DIRECTION -
Pictures stay out of the copy; restate everything else in the material exactly.
========================
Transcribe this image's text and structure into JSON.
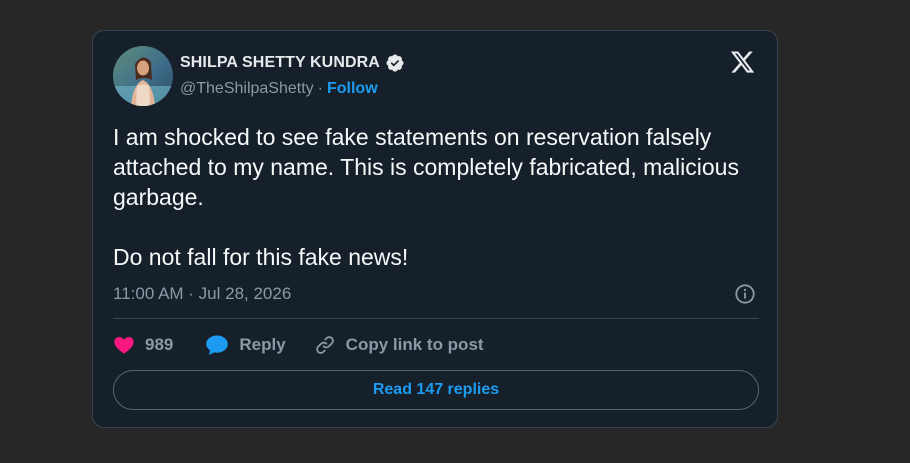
{
  "tweet": {
    "author_name": "SHILPA SHETTY KUNDRA",
    "handle": "@TheShilpaShetty",
    "separator": "·",
    "follow_label": "Follow",
    "paragraphs": [
      "I am shocked to see fake statements on reservation falsely attached to my name. This is completely fabricated, malicious garbage.",
      "Do not fall for this fake news!"
    ],
    "timestamp": "11:00 AM · Jul 28, 2026",
    "likes": "989",
    "reply_label": "Reply",
    "copy_link_label": "Copy link to post",
    "read_replies_label": "Read 147 replies"
  },
  "colors": {
    "page_background": "#272727",
    "card_background": "#15202b",
    "border": "#38444d",
    "text_primary": "#e7e9ea",
    "text_secondary": "#8b98a5",
    "accent_blue": "#1d9bf0",
    "like_pink": "#f91880",
    "verified_badge": "#e7e9ea"
  },
  "icons": [
    "x-logo-icon",
    "verified-badge-icon",
    "info-icon",
    "heart-icon",
    "reply-bubble-icon",
    "link-icon"
  ]
}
========================
WRITTEN RESPONSE -
Transcribe this image's text and structure into JSON.
{
  "tweet": {
    "author_name": "SHILPA SHETTY KUNDRA",
    "handle": "@TheShilpaShetty",
    "separator": "·",
    "follow_label": "Follow",
    "paragraphs": [
      "I am shocked to see fake statements on reservation falsely attached to my name. This is completely fabricated, malicious garbage.",
      "Do not fall for this fake news!"
    ],
    "timestamp": "11:00 AM · Jul 28, 2026",
    "likes": "989",
    "reply_label": "Reply",
    "copy_link_label": "Copy link to post",
    "read_replies_label": "Read 147 replies"
  },
  "colors": {
    "page_background": "#272727",
    "card_background": "#15202b",
    "border": "#38444d",
    "text_primary": "#e7e9ea",
    "text_secondary": "#8b98a5",
    "accent_blue": "#1d9bf0",
    "like_pink": "#f91880",
    "verified_badge": "#e7e9ea"
  },
  "icons": [
    "x-logo-icon",
    "verified-badge-icon",
    "info-icon",
    "heart-icon",
    "reply-bubble-icon",
    "link-icon"
  ]
}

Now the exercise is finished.